TASK INPUT start
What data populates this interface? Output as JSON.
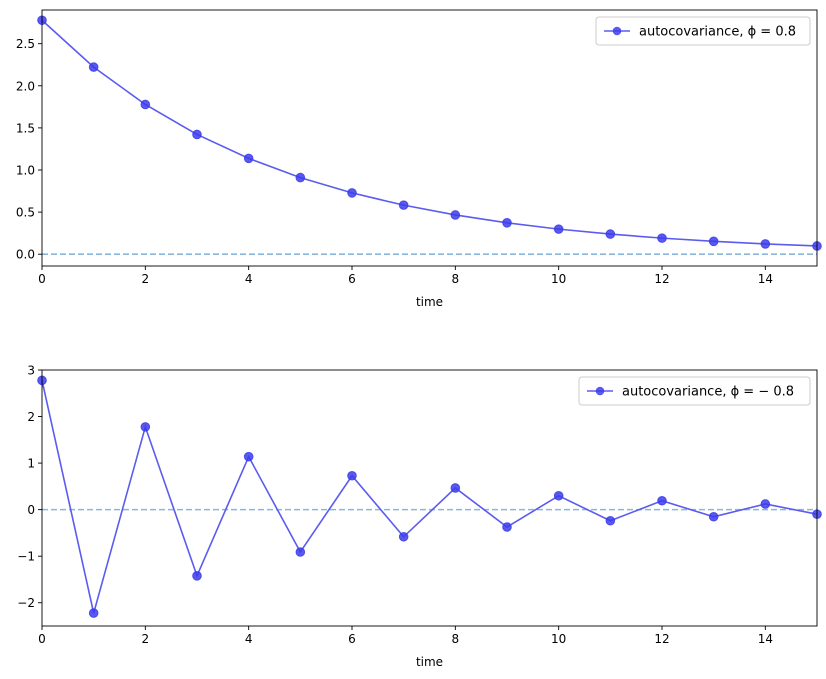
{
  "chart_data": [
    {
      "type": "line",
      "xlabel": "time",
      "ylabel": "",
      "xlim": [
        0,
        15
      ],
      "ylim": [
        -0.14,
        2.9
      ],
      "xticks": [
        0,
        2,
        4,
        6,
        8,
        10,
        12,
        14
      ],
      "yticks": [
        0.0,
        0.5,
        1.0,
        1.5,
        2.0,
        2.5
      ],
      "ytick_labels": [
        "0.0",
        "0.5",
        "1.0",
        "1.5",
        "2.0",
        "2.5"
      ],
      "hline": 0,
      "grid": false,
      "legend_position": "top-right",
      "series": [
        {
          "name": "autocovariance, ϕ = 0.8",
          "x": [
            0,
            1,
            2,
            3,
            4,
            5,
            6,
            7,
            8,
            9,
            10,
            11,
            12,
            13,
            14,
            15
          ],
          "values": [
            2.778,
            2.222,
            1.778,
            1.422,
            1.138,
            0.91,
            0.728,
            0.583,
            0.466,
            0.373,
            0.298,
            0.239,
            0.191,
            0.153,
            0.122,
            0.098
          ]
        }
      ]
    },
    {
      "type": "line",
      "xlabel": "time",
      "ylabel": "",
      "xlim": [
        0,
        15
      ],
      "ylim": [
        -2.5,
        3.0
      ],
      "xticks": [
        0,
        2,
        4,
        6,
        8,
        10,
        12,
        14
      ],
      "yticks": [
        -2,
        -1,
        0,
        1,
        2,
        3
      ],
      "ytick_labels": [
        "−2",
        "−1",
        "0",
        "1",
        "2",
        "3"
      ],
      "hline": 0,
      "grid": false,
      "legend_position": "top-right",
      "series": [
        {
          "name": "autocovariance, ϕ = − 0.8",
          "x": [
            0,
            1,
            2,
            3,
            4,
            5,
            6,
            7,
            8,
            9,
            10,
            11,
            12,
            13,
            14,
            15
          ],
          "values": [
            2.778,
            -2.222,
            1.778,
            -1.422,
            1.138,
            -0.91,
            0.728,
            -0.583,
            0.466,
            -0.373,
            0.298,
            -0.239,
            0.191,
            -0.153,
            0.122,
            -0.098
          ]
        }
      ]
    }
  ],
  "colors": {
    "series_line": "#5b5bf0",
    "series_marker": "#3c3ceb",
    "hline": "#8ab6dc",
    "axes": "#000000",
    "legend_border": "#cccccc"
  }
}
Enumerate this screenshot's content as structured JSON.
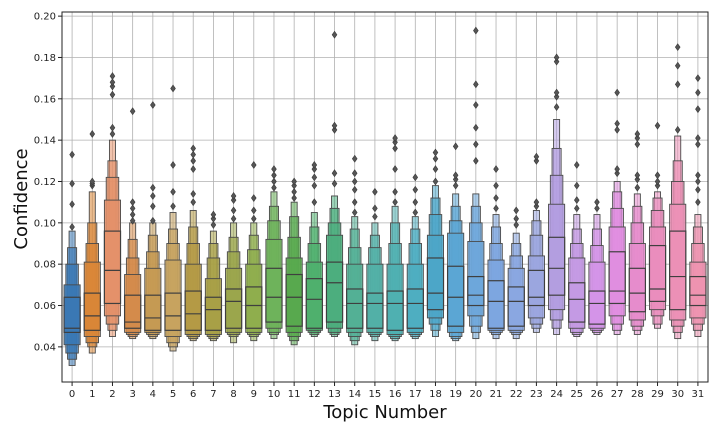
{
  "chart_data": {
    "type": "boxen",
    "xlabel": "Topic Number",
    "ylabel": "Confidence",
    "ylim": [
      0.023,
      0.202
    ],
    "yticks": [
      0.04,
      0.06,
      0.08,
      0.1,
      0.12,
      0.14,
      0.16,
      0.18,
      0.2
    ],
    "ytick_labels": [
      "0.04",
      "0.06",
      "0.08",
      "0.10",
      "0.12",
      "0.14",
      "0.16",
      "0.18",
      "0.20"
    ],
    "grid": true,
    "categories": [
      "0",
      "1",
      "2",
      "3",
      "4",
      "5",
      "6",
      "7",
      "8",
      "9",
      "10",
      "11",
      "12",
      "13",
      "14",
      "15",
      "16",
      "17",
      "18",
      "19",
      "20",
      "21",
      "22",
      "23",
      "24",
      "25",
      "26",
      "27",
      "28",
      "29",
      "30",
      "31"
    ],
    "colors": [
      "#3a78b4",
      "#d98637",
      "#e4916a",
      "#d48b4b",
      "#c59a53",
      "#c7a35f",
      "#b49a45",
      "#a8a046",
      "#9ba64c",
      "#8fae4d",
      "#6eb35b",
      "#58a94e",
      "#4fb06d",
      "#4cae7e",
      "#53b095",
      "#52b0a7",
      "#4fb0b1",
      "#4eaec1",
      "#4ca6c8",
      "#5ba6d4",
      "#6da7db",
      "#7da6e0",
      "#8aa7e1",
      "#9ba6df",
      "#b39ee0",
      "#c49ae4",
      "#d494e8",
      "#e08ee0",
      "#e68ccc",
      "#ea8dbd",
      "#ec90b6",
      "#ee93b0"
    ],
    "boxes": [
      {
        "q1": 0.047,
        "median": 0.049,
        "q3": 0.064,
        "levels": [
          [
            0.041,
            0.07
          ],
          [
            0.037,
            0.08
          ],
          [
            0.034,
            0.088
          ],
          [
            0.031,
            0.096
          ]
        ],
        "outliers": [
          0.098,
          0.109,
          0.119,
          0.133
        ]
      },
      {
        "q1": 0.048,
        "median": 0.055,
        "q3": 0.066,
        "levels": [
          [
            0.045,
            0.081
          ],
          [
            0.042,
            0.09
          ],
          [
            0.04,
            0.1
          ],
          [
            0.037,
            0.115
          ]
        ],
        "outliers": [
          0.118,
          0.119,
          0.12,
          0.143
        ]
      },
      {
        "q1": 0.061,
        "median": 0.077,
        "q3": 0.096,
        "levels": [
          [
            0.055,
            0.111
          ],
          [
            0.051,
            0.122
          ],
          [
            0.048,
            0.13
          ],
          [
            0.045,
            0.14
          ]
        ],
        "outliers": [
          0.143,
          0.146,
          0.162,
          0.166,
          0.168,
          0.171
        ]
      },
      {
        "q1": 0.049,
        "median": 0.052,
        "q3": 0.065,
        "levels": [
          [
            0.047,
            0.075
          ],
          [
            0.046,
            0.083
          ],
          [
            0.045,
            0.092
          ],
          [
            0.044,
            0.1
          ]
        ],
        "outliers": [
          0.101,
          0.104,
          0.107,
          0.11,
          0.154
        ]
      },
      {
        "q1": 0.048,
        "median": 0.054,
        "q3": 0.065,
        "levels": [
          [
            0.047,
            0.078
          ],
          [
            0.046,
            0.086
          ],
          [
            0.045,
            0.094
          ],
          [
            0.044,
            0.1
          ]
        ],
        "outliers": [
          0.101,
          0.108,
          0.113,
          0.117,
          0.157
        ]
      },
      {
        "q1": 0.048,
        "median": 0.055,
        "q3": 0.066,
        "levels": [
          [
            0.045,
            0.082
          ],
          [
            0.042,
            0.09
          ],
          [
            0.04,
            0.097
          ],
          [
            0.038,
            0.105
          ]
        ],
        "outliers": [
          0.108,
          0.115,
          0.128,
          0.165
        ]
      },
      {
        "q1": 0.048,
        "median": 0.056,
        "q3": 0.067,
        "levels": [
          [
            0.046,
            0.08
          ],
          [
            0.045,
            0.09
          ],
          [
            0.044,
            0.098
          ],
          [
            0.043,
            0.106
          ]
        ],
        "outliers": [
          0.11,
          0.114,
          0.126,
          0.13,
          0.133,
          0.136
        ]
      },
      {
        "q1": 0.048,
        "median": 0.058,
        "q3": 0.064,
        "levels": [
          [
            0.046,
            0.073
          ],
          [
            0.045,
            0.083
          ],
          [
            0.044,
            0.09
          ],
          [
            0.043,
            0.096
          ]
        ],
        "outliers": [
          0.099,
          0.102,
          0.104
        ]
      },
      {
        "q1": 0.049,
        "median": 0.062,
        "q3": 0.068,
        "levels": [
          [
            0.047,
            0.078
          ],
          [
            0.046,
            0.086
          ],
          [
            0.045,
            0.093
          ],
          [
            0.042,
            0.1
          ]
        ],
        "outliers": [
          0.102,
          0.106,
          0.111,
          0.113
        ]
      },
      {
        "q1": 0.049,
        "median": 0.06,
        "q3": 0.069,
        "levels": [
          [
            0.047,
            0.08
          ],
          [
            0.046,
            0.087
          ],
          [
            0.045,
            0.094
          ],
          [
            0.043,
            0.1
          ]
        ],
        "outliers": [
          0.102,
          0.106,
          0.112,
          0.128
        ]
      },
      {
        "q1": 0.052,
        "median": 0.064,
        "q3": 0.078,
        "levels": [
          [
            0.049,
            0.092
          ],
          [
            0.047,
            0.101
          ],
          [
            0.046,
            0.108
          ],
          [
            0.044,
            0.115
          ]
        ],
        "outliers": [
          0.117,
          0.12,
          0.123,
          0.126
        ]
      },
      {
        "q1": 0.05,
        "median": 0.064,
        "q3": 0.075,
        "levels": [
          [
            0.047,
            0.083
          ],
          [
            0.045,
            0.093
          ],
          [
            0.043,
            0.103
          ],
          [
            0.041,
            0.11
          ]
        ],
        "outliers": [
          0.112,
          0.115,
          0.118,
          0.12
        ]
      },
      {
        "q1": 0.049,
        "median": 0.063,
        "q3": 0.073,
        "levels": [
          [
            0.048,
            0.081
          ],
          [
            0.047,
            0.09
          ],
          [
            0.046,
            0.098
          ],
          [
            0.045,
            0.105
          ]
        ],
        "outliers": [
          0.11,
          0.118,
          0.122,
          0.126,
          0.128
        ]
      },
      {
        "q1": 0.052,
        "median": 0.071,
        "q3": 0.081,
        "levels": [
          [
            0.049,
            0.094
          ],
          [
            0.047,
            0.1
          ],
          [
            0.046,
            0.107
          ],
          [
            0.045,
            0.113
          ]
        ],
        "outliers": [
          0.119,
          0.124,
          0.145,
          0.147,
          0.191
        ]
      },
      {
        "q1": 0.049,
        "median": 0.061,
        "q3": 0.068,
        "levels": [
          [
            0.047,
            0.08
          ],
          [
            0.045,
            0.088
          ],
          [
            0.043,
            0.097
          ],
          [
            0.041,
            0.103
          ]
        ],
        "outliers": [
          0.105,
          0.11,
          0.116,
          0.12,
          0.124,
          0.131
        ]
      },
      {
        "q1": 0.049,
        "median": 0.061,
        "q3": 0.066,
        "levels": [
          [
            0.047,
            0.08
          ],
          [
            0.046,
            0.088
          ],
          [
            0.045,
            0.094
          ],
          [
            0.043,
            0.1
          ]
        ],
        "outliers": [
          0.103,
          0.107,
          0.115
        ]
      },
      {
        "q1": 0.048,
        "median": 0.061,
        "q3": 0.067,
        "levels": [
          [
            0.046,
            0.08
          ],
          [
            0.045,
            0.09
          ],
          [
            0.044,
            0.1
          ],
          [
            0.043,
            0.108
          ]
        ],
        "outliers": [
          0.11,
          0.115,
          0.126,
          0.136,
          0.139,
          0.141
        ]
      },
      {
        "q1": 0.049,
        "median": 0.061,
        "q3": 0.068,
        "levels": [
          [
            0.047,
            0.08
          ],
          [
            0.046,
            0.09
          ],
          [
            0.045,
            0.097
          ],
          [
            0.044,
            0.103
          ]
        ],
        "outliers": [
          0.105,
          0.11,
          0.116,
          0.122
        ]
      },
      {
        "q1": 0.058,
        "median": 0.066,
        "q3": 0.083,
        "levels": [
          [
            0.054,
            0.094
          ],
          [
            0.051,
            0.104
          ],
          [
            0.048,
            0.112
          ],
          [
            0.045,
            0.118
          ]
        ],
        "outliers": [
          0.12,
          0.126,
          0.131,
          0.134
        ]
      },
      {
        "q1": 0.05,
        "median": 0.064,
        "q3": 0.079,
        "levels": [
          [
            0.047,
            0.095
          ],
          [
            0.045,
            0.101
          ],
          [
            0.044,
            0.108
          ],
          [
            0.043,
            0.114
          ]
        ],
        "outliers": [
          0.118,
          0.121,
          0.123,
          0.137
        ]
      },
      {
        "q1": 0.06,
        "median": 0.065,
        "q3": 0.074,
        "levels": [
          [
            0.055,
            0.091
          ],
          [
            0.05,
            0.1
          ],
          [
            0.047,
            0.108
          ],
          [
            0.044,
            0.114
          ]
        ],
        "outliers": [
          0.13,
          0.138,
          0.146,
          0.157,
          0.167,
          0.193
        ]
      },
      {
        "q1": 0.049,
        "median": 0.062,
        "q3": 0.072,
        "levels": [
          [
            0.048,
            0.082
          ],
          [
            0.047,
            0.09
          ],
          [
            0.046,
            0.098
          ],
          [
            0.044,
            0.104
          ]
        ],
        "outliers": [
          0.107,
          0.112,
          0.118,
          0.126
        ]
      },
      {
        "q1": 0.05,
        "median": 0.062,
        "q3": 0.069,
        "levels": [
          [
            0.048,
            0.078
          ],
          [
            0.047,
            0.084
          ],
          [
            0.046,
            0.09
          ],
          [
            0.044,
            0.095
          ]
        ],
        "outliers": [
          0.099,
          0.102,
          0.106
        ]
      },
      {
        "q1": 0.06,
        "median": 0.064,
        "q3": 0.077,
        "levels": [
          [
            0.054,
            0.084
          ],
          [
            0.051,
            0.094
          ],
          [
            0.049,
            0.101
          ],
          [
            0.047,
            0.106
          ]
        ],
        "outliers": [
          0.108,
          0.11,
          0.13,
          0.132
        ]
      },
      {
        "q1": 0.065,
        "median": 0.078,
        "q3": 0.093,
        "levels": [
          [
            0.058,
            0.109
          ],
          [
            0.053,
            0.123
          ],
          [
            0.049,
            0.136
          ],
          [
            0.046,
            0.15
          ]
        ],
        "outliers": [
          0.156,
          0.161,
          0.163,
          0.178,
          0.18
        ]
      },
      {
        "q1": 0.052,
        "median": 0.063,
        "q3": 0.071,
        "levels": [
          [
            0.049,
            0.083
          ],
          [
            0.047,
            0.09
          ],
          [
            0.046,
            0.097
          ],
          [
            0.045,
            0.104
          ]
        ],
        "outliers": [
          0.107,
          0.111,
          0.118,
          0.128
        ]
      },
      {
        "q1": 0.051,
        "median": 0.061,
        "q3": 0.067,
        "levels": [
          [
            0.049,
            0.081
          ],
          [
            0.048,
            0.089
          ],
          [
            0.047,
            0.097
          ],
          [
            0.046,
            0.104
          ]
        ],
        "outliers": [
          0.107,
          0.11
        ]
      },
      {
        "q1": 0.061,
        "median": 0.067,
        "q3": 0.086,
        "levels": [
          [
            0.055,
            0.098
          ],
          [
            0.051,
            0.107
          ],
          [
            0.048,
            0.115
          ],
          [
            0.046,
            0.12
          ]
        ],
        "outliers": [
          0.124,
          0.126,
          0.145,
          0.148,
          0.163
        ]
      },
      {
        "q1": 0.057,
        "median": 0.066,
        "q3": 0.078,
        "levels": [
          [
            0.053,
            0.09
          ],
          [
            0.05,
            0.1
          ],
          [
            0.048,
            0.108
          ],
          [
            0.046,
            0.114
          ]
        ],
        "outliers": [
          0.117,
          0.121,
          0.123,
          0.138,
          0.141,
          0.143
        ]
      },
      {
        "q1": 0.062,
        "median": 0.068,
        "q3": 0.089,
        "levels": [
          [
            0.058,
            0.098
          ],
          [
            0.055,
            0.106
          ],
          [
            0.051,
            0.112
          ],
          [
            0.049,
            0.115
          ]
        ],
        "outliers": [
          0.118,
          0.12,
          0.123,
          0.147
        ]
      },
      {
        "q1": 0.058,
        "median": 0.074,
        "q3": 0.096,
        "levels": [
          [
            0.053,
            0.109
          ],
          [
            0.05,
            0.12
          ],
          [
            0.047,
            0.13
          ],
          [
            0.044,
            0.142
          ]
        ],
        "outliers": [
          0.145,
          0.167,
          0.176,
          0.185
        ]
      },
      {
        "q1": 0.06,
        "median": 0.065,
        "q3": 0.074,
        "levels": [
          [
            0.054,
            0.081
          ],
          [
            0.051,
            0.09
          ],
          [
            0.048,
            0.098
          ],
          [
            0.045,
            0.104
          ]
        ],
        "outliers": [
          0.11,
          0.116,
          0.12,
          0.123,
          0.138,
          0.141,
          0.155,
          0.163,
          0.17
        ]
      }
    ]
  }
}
TASK INPUT end
What is the number of lines in the listing that include the word "JSON"? Give that number and nothing else.

## TASK OUTPUT
2